◆ Exercise requirements ◆
Return the records that follow unaltered. Omit every picture.

◆ Records shown ◆

######

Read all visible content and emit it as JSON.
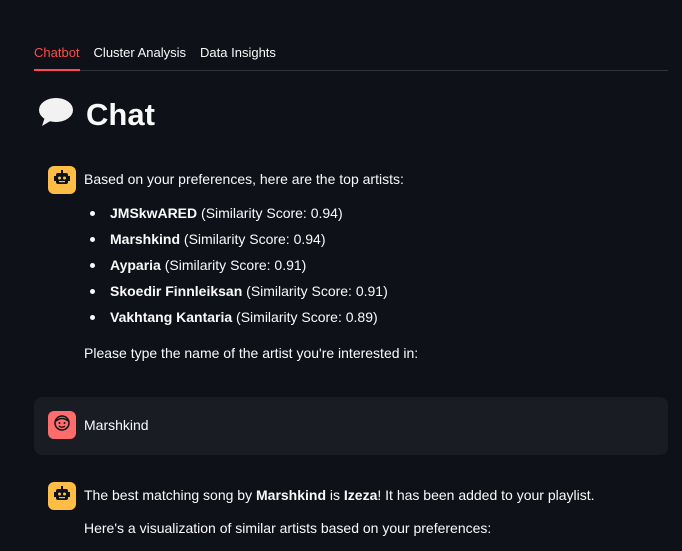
{
  "tabs": [
    {
      "label": "Chatbot",
      "active": true
    },
    {
      "label": "Cluster Analysis",
      "active": false
    },
    {
      "label": "Data Insights",
      "active": false
    }
  ],
  "title": {
    "icon": "speech-balloon-icon",
    "text": "Chat"
  },
  "colors": {
    "accent": "#ff4b4b",
    "bot_avatar": "#ffbd45",
    "user_avatar": "#ff6c6c",
    "background": "#0e1117",
    "user_message_bg": "#1a1c24"
  },
  "messages": [
    {
      "role": "assistant",
      "avatar_icon": "robot-icon",
      "intro": "Based on your preferences, here are the top artists:",
      "artists": [
        {
          "name": "JMSkwARED",
          "score_text": " (Similarity Score: 0.94)"
        },
        {
          "name": "Marshkind",
          "score_text": " (Similarity Score: 0.94)"
        },
        {
          "name": "Ayparia",
          "score_text": " (Similarity Score: 0.91)"
        },
        {
          "name": "Skoedir Finnleiksan",
          "score_text": " (Similarity Score: 0.91)"
        },
        {
          "name": "Vakhtang Kantaria",
          "score_text": " (Similarity Score: 0.89)"
        }
      ],
      "prompt": "Please type the name of the artist you're interested in:"
    },
    {
      "role": "user",
      "avatar_icon": "smiley-face-icon",
      "text": "Marshkind"
    },
    {
      "role": "assistant",
      "avatar_icon": "robot-icon",
      "p1_prefix": "The best matching song by ",
      "p1_artist": "Marshkind",
      "p1_middle": " is ",
      "p1_song": "Izeza",
      "p1_suffix": "! It has been added to your playlist.",
      "p2": "Here's a visualization of similar artists based on your preferences:"
    }
  ]
}
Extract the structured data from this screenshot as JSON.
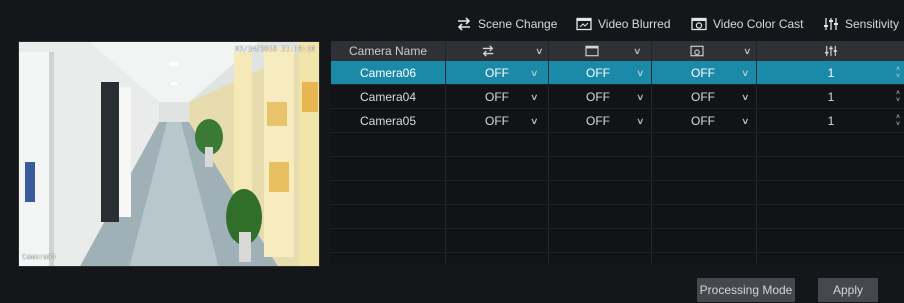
{
  "legend": {
    "scene_change": "Scene Change",
    "video_blurred": "Video Blurred",
    "video_color_cast": "Video Color Cast",
    "sensitivity": "Sensitivity"
  },
  "preview": {
    "timestamp": "03/24/2018 21:19:16",
    "camera_label": "Camera05"
  },
  "table": {
    "header_name": "Camera Name",
    "rows": [
      {
        "name": "Camera06",
        "scene": "OFF",
        "blur": "OFF",
        "cast": "OFF",
        "sensitivity": "1",
        "selected": true
      },
      {
        "name": "Camera04",
        "scene": "OFF",
        "blur": "OFF",
        "cast": "OFF",
        "sensitivity": "1",
        "selected": false
      },
      {
        "name": "Camera05",
        "scene": "OFF",
        "blur": "OFF",
        "cast": "OFF",
        "sensitivity": "1",
        "selected": false
      }
    ]
  },
  "buttons": {
    "processing_mode": "Processing Mode",
    "apply": "Apply"
  },
  "colors": {
    "selected_row": "#1a8aa8",
    "background": "#15161a",
    "header": "#2f3136"
  }
}
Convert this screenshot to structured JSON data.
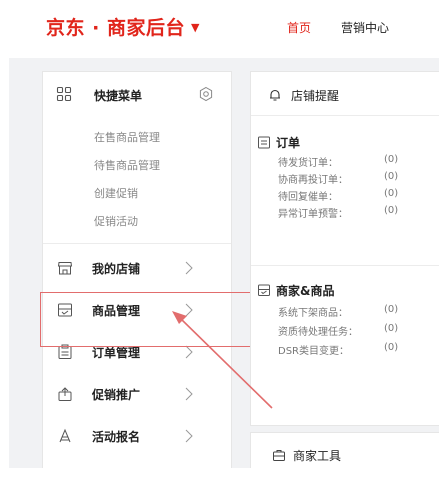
{
  "header": {
    "brand": "京东 · 商家后台",
    "brand_caret": "▼",
    "nav": {
      "home": "首页",
      "marketing": "营销中心"
    }
  },
  "quick_menu": {
    "title": "快捷菜单",
    "items": [
      "在售商品管理",
      "待售商品管理",
      "创建促销",
      "促销活动"
    ]
  },
  "menu": {
    "items": [
      {
        "label": "我的店铺",
        "icon": "shop-icon"
      },
      {
        "label": "商品管理",
        "icon": "product-icon"
      },
      {
        "label": "订单管理",
        "icon": "order-icon"
      },
      {
        "label": "促销推广",
        "icon": "promotion-icon"
      },
      {
        "label": "活动报名",
        "icon": "activity-icon"
      }
    ]
  },
  "reminders": {
    "title": "店铺提醒",
    "orders": {
      "title": "订单",
      "rows": [
        {
          "label": "待发货订单：",
          "value": "(0)"
        },
        {
          "label": "协商再投订单：",
          "value": "(0)"
        },
        {
          "label": "待回复催单：",
          "value": "(0)"
        },
        {
          "label": "异常订单预警：",
          "value": "(0)"
        }
      ]
    },
    "merchant": {
      "title": "商家&商品",
      "rows": [
        {
          "label": "系统下架商品：",
          "value": "(0)"
        },
        {
          "label": "资质待处理任务：",
          "value": "(0)"
        },
        {
          "label": "DSR类目变更：",
          "value": "(0)"
        }
      ]
    }
  },
  "tools": {
    "title": "商家工具"
  },
  "colors": {
    "brand": "#e1251b",
    "annotation": "#e26d6d",
    "background": "#f1f2f4"
  }
}
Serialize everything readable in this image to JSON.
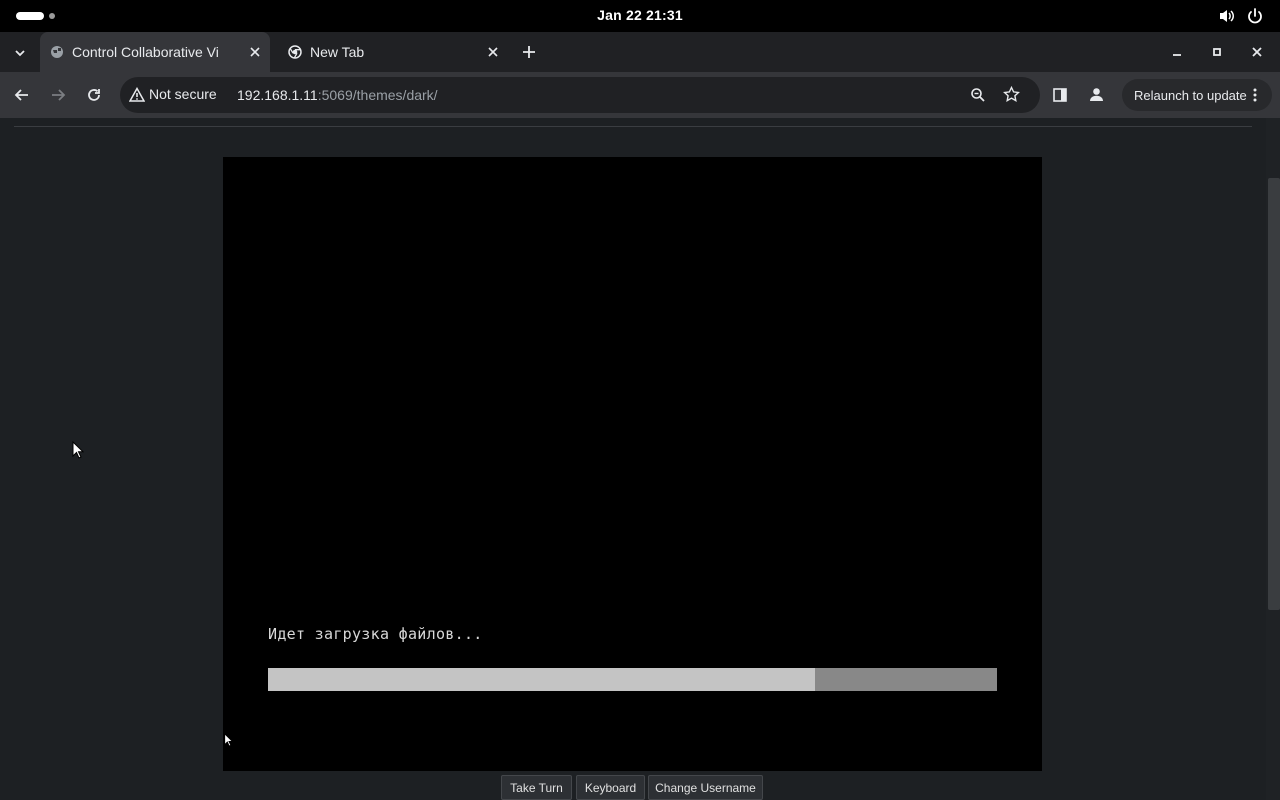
{
  "system_bar": {
    "clock": "Jan 22  21:31"
  },
  "tabs": [
    {
      "title": "Control Collaborative Vi",
      "active": true
    },
    {
      "title": "New Tab",
      "active": false
    }
  ],
  "toolbar": {
    "security_label": "Not secure",
    "url_host": "192.168.1.11",
    "url_rest": ":5069/themes/dark/",
    "relaunch_label": "Relaunch to update"
  },
  "vm": {
    "status_text": "Идет загрузка файлов...",
    "progress_fraction": 0.75
  },
  "controls": {
    "take_turn": "Take Turn",
    "keyboard": "Keyboard",
    "change_username": "Change Username"
  },
  "colors": {
    "chrome_bg": "#202124",
    "toolbar_bg": "#35363a",
    "page_bg": "#1d2023",
    "vm_bg": "#000000"
  }
}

######

◆ Written solution ◆
Read all visible content and emit it as JSON.
{
  "tabs": [
    {
      "label": "Chatbot",
      "active": true
    },
    {
      "label": "Cluster Analysis",
      "active": false
    },
    {
      "label": "Data Insights",
      "active": false
    }
  ],
  "title": {
    "icon": "speech-balloon-icon",
    "text": "Chat"
  },
  "colors": {
    "accent": "#ff4b4b",
    "bot_avatar": "#ffbd45",
    "user_avatar": "#ff6c6c",
    "background": "#0e1117",
    "user_message_bg": "#1a1c24"
  },
  "messages": [
    {
      "role": "assistant",
      "avatar_icon": "robot-icon",
      "intro": "Based on your preferences, here are the top artists:",
      "artists": [
        {
          "name": "JMSkwARED",
          "score_text": " (Similarity Score: 0.94)"
        },
        {
          "name": "Marshkind",
          "score_text": " (Similarity Score: 0.94)"
        },
        {
          "name": "Ayparia",
          "score_text": " (Similarity Score: 0.91)"
        },
        {
          "name": "Skoedir Finnleiksan",
          "score_text": " (Similarity Score: 0.91)"
        },
        {
          "name": "Vakhtang Kantaria",
          "score_text": " (Similarity Score: 0.89)"
        }
      ],
      "prompt": "Please type the name of the artist you're interested in:"
    },
    {
      "role": "user",
      "avatar_icon": "smiley-face-icon",
      "text": "Marshkind"
    },
    {
      "role": "assistant",
      "avatar_icon": "robot-icon",
      "p1_prefix": "The best matching song by ",
      "p1_artist": "Marshkind",
      "p1_middle": " is ",
      "p1_song": "Izeza",
      "p1_suffix": "! It has been added to your playlist.",
      "p2": "Here's a visualization of similar artists based on your preferences:"
    }
  ]
}
Extract the structured data from this screenshot as JSON.
{
  "legend": {
    "scene_change": "Scene Change",
    "video_blurred": "Video Blurred",
    "video_color_cast": "Video Color Cast",
    "sensitivity": "Sensitivity"
  },
  "preview": {
    "timestamp": "03/24/2018 21:19:16",
    "camera_label": "Camera05"
  },
  "table": {
    "header_name": "Camera Name",
    "rows": [
      {
        "name": "Camera06",
        "scene": "OFF",
        "blur": "OFF",
        "cast": "OFF",
        "sensitivity": "1",
        "selected": true
      },
      {
        "name": "Camera04",
        "scene": "OFF",
        "blur": "OFF",
        "cast": "OFF",
        "sensitivity": "1",
        "selected": false
      },
      {
        "name": "Camera05",
        "scene": "OFF",
        "blur": "OFF",
        "cast": "OFF",
        "sensitivity": "1",
        "selected": false
      }
    ]
  },
  "buttons": {
    "processing_mode": "Processing Mode",
    "apply": "Apply"
  },
  "colors": {
    "selected_row": "#1a8aa8",
    "background": "#15161a",
    "header": "#2f3136"
  }
}
Convert this screenshot to structured JSON data.
{
  "header": {
    "brand": "京东 · 商家后台",
    "brand_caret": "▼",
    "nav": {
      "home": "首页",
      "marketing": "营销中心"
    }
  },
  "quick_menu": {
    "title": "快捷菜单",
    "items": [
      "在售商品管理",
      "待售商品管理",
      "创建促销",
      "促销活动"
    ]
  },
  "menu": {
    "items": [
      {
        "label": "我的店铺",
        "icon": "shop-icon"
      },
      {
        "label": "商品管理",
        "icon": "product-icon"
      },
      {
        "label": "订单管理",
        "icon": "order-icon"
      },
      {
        "label": "促销推广",
        "icon": "promotion-icon"
      },
      {
        "label": "活动报名",
        "icon": "activity-icon"
      }
    ]
  },
  "reminders": {
    "title": "店铺提醒",
    "orders": {
      "title": "订单",
      "rows": [
        {
          "label": "待发货订单：",
          "value": "(0)"
        },
        {
          "label": "协商再投订单：",
          "value": "(0)"
        },
        {
          "label": "待回复催单：",
          "value": "(0)"
        },
        {
          "label": "异常订单预警：",
          "value": "(0)"
        }
      ]
    },
    "merchant": {
      "title": "商家&商品",
      "rows": [
        {
          "label": "系统下架商品：",
          "value": "(0)"
        },
        {
          "label": "资质待处理任务：",
          "value": "(0)"
        },
        {
          "label": "DSR类目变更：",
          "value": "(0)"
        }
      ]
    }
  },
  "tools": {
    "title": "商家工具"
  },
  "colors": {
    "brand": "#e1251b",
    "annotation": "#e26d6d",
    "background": "#f1f2f4"
  }
}
Serialize everything readable in this image to JSON.
{
  "system_bar": {
    "clock": "Jan 22  21:31"
  },
  "tabs": [
    {
      "title": "Control Collaborative Vi",
      "active": true
    },
    {
      "title": "New Tab",
      "active": false
    }
  ],
  "toolbar": {
    "security_label": "Not secure",
    "url_host": "192.168.1.11",
    "url_rest": ":5069/themes/dark/",
    "relaunch_label": "Relaunch to update"
  },
  "vm": {
    "status_text": "Идет загрузка файлов...",
    "progress_fraction": 0.75
  },
  "controls": {
    "take_turn": "Take Turn",
    "keyboard": "Keyboard",
    "change_username": "Change Username"
  },
  "colors": {
    "chrome_bg": "#202124",
    "toolbar_bg": "#35363a",
    "page_bg": "#1d2023",
    "vm_bg": "#000000"
  }
}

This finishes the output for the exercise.